# SUPPLIED DATA
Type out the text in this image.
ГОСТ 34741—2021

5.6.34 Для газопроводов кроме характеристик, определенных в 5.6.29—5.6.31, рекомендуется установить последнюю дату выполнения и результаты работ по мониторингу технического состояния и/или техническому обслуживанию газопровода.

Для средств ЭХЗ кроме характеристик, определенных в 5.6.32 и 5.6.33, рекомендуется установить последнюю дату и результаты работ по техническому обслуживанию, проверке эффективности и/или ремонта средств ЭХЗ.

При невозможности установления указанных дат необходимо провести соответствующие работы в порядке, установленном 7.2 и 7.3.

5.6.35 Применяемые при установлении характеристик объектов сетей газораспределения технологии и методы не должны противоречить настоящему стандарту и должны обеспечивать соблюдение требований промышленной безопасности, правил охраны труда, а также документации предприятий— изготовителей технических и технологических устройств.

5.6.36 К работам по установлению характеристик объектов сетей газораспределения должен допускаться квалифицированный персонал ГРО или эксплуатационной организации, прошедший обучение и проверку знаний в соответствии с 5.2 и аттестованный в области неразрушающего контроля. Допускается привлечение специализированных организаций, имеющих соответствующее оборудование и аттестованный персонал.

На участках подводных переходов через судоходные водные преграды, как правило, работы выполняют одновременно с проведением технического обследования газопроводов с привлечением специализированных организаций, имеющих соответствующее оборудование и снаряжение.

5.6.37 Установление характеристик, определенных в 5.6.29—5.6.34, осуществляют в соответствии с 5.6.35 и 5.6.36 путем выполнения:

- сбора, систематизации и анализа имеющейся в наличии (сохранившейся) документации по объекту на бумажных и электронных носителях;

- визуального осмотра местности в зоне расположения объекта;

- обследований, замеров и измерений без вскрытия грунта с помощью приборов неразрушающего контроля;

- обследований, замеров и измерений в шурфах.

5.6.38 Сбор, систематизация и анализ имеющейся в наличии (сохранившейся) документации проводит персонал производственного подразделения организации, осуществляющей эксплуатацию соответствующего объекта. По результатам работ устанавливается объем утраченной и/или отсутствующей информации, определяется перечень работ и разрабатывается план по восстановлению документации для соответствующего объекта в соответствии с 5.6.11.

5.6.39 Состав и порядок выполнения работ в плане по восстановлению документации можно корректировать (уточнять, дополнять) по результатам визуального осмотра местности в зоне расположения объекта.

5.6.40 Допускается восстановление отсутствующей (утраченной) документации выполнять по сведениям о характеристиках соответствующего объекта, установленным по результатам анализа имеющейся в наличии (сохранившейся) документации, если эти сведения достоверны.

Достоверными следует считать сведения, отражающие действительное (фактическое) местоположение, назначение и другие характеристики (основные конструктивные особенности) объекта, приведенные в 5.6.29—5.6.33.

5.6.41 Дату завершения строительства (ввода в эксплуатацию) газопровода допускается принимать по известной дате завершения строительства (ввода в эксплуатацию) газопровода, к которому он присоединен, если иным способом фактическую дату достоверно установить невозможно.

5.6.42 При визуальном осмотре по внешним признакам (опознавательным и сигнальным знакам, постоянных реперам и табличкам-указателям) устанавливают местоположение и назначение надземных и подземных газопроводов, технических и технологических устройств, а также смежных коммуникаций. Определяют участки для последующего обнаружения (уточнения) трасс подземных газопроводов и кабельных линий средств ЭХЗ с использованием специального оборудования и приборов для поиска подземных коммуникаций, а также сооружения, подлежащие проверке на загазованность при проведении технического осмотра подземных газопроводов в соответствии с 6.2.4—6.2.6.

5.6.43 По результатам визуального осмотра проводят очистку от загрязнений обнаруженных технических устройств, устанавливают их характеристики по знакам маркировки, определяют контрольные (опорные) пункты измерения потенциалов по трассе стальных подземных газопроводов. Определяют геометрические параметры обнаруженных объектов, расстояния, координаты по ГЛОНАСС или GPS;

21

# INSTRUCTIONS TO FOLLOW
Every record should be repeated exactly; please leave none out.

# TASK SOLUTION
Type out the text in this image.
ГОСТ 34741—2021

5.6.34 Для газопроводов кроме характеристик, определенных в 5.6.29—5.6.31, рекомендуется установить последнюю дату выполнения и результаты работ по мониторингу технического состояния и/или техническому обслуживанию газопровода.

Для средств ЭХЗ кроме характеристик, определенных в 5.6.32 и 5.6.33, рекомендуется установить последнюю дату и результаты работ по техническому обслуживанию, проверке эффективности и/или ремонта средств ЭХЗ.

При невозможности установления указанных дат необходимо провести соответствующие работы в порядке, установленном 7.2 и 7.3.

5.6.35 Применяемые при установлении характеристик объектов сетей газораспределения технологии и методы не должны противоречить настоящему стандарту и должны обеспечивать соблюдение требований промышленной безопасности, правил охраны труда, а также документации предприятий— изготовителей технических и технологических устройств.

5.6.36 К работам по установлению характеристик объектов сетей газораспределения должен допускаться квалифицированный персонал ГРО или эксплуатационной организации, прошедший обучение и проверку знаний в соответствии с 5.2 и аттестованный в области неразрушающего контроля. Допускается привлечение специализированных организаций, имеющих соответствующее оборудование и аттестованный персонал.

На участках подводных переходов через судоходные водные преграды, как правило, работы выполняют одновременно с проведением технического обследования газопроводов с привлечением специализированных организаций, имеющих соответствующее оборудование и снаряжение.

5.6.37 Установление характеристик, определенных в 5.6.29—5.6.34, осуществляют в соответствии с 5.6.35 и 5.6.36 путем выполнения:

- сбора, систематизации и анализа имеющейся в наличии (сохранившейся) документации по объекту на бумажных и электронных носителях;

- визуального осмотра местности в зоне расположения объекта;

- обследований, замеров и измерений без вскрытия грунта с помощью приборов неразрушающего контроля;

- обследований, замеров и измерений в шурфах.

5.6.38 Сбор, систематизация и анализ имеющейся в наличии (сохранившейся) документации проводит персонал производственного подразделения организации, осуществляющей эксплуатацию соответствующего объекта. По результатам работ устанавливается объем утраченной и/или отсутствующей информации, определяется перечень работ и разрабатывается план по восстановлению документации для соответствующего объекта в соответствии с 5.6.11.

5.6.39 Состав и порядок выполнения работ в плане по восстановлению документации можно корректировать (уточнять, дополнять) по результатам визуального осмотра местности в зоне расположения объекта.

5.6.40 Допускается восстановление отсутствующей (утраченной) документации выполнять по сведениям о характеристиках соответствующего объекта, установленным по результатам анализа имеющейся в наличии (сохранившейся) документации, если эти сведения достоверны.

Достоверными следует считать сведения, отражающие действительное (фактическое) местоположение, назначение и другие характеристики (основные конструктивные особенности) объекта, приведенные в 5.6.29—5.6.33.

5.6.41 Дату завершения строительства (ввода в эксплуатацию) газопровода допускается принимать по известной дате завершения строительства (ввода в эксплуатацию) газопровода, к которому он присоединен, если иным способом фактическую дату достоверно установить невозможно.

5.6.42 При визуальном осмотре по внешним признакам (опознавательным и сигнальным знакам, постоянных реперам и табличкам-указателям) устанавливают местоположение и назначение надземных и подземных газопроводов, технических и технологических устройств, а также смежных коммуникаций. Определяют участки для последующего обнаружения (уточнения) трасс подземных газопроводов и кабельных линий средств ЭХЗ с использованием специального оборудования и приборов для поиска подземных коммуникаций, а также сооружения, подлежащие проверке на загазованность при проведении технического осмотра подземных газопроводов в соответствии с 6.2.4—6.2.6.

5.6.43 По результатам визуального осмотра проводят очистку от загрязнений обнаруженных технических устройств, устанавливают их характеристики по знакам маркировки, определяют контрольные (опорные) пункты измерения потенциалов по трассе стальных подземных газопроводов. Определяют геометрические параметры обнаруженных объектов, расстояния, координаты по ГЛОНАСС или GPS;

21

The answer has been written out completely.